▶ Work instructions
Write out the entries verbatim and leave the images out of the copy.

══ Records

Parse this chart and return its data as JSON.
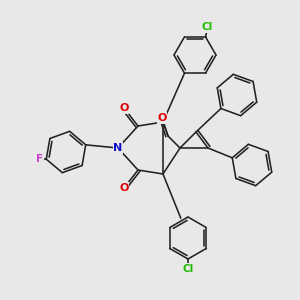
{
  "bg": "#e8e8e8",
  "bc": "#222222",
  "colors": {
    "O": "#dd0000",
    "N": "#1111cc",
    "Cl": "#22bb00",
    "F": "#cc44cc"
  },
  "figsize": [
    3.0,
    3.0
  ],
  "dpi": 100
}
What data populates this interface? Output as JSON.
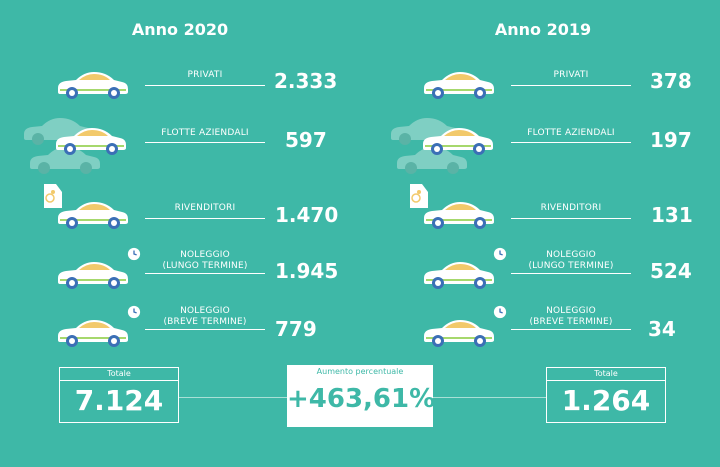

════

▶ Exercise output
Parse this chart and return its data as JSON.
{
  "bg": "#e8e8e8",
  "bc": "#222222",
  "colors": {
    "O": "#dd0000",
    "N": "#1111cc",
    "Cl": "#22bb00",
    "F": "#cc44cc"
  },
  "figsize": [
    3.0,
    3.0
  ],
  "dpi": 100
}
What data populates this interface? Output as JSON.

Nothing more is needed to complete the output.